>> Begin Given records
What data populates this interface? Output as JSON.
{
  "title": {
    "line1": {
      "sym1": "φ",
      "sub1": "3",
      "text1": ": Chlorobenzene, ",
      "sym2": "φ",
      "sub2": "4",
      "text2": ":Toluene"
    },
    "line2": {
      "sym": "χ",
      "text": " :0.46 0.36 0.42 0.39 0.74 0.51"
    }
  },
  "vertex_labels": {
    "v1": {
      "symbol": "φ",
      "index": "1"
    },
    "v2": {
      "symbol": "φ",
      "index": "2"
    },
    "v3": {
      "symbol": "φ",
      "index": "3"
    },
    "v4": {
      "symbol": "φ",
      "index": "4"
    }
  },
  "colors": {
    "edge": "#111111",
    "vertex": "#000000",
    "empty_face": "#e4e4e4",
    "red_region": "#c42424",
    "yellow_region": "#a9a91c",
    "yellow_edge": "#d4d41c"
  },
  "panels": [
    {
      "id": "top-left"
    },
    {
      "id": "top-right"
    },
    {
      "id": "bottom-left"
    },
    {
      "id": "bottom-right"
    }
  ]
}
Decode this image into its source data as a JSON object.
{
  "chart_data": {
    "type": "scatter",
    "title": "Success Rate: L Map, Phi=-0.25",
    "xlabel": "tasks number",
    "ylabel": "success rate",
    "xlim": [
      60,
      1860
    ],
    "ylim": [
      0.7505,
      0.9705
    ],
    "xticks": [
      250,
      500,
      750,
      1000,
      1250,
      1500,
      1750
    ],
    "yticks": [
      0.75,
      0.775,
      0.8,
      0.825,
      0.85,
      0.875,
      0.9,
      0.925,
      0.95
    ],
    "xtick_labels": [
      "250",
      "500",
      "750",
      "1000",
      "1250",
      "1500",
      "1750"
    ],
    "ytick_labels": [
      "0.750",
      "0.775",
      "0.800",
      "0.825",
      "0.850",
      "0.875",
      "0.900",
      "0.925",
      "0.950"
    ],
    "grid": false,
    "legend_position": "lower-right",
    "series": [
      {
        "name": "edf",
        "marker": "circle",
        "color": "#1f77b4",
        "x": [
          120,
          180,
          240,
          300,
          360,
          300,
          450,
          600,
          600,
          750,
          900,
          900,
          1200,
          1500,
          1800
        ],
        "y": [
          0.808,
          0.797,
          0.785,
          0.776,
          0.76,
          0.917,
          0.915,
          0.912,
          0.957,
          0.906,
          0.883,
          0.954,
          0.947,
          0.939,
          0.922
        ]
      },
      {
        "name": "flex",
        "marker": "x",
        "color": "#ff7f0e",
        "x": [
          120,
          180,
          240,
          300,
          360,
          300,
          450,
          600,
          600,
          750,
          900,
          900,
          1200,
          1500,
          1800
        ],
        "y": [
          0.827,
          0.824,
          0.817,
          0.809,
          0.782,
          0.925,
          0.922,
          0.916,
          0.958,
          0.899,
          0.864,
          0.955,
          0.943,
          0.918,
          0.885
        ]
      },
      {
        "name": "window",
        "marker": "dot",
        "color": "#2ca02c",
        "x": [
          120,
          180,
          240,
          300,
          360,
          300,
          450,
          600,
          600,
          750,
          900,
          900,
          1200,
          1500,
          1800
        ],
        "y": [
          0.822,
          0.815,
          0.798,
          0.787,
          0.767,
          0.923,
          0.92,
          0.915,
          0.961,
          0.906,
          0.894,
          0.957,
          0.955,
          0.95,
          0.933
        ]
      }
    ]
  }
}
>> End Given records
All the data must be duplicated exactly, with nothing added or removed.

◆ Result below ◆
What data populates this interface? Output as JSON.
{
  "title": {
    "line1": {
      "sym1": "φ",
      "sub1": "3",
      "text1": ": Chlorobenzene, ",
      "sym2": "φ",
      "sub2": "4",
      "text2": ":Toluene"
    },
    "line2": {
      "sym": "χ",
      "text": " :0.46 0.36 0.42 0.39 0.74 0.51"
    }
  },
  "vertex_labels": {
    "v1": {
      "symbol": "φ",
      "index": "1"
    },
    "v2": {
      "symbol": "φ",
      "index": "2"
    },
    "v3": {
      "symbol": "φ",
      "index": "3"
    },
    "v4": {
      "symbol": "φ",
      "index": "4"
    }
  },
  "colors": {
    "edge": "#111111",
    "vertex": "#000000",
    "empty_face": "#e4e4e4",
    "red_region": "#c42424",
    "yellow_region": "#a9a91c",
    "yellow_edge": "#d4d41c"
  },
  "panels": [
    {
      "id": "top-left"
    },
    {
      "id": "top-right"
    },
    {
      "id": "bottom-left"
    },
    {
      "id": "bottom-right"
    }
  ]
}
Decode this image into its source data as a JSON object.
{
  "chart_data": {
    "type": "scatter",
    "title": "Success Rate: L Map, Phi=-0.25",
    "xlabel": "tasks number",
    "ylabel": "success rate",
    "xlim": [
      60,
      1860
    ],
    "ylim": [
      0.7505,
      0.9705
    ],
    "xticks": [
      250,
      500,
      750,
      1000,
      1250,
      1500,
      1750
    ],
    "yticks": [
      0.75,
      0.775,
      0.8,
      0.825,
      0.85,
      0.875,
      0.9,
      0.925,
      0.95
    ],
    "xtick_labels": [
      "250",
      "500",
      "750",
      "1000",
      "1250",
      "1500",
      "1750"
    ],
    "ytick_labels": [
      "0.750",
      "0.775",
      "0.800",
      "0.825",
      "0.850",
      "0.875",
      "0.900",
      "0.925",
      "0.950"
    ],
    "grid": false,
    "legend_position": "lower-right",
    "series": [
      {
        "name": "edf",
        "marker": "circle",
        "color": "#1f77b4",
        "x": [
          120,
          180,
          240,
          300,
          360,
          300,
          450,
          600,
          600,
          750,
          900,
          900,
          1200,
          1500,
          1800
        ],
        "y": [
          0.808,
          0.797,
          0.785,
          0.776,
          0.76,
          0.917,
          0.915,
          0.912,
          0.957,
          0.906,
          0.883,
          0.954,
          0.947,
          0.939,
          0.922
        ]
      },
      {
        "name": "flex",
        "marker": "x",
        "color": "#ff7f0e",
        "x": [
          120,
          180,
          240,
          300,
          360,
          300,
          450,
          600,
          600,
          750,
          900,
          900,
          1200,
          1500,
          1800
        ],
        "y": [
          0.827,
          0.824,
          0.817,
          0.809,
          0.782,
          0.925,
          0.922,
          0.916,
          0.958,
          0.899,
          0.864,
          0.955,
          0.943,
          0.918,
          0.885
        ]
      },
      {
        "name": "window",
        "marker": "dot",
        "color": "#2ca02c",
        "x": [
          120,
          180,
          240,
          300,
          360,
          300,
          450,
          600,
          600,
          750,
          900,
          900,
          1200,
          1500,
          1800
        ],
        "y": [
          0.822,
          0.815,
          0.798,
          0.787,
          0.767,
          0.923,
          0.92,
          0.915,
          0.961,
          0.906,
          0.894,
          0.957,
          0.955,
          0.95,
          0.933
        ]
      }
    ]
  }
}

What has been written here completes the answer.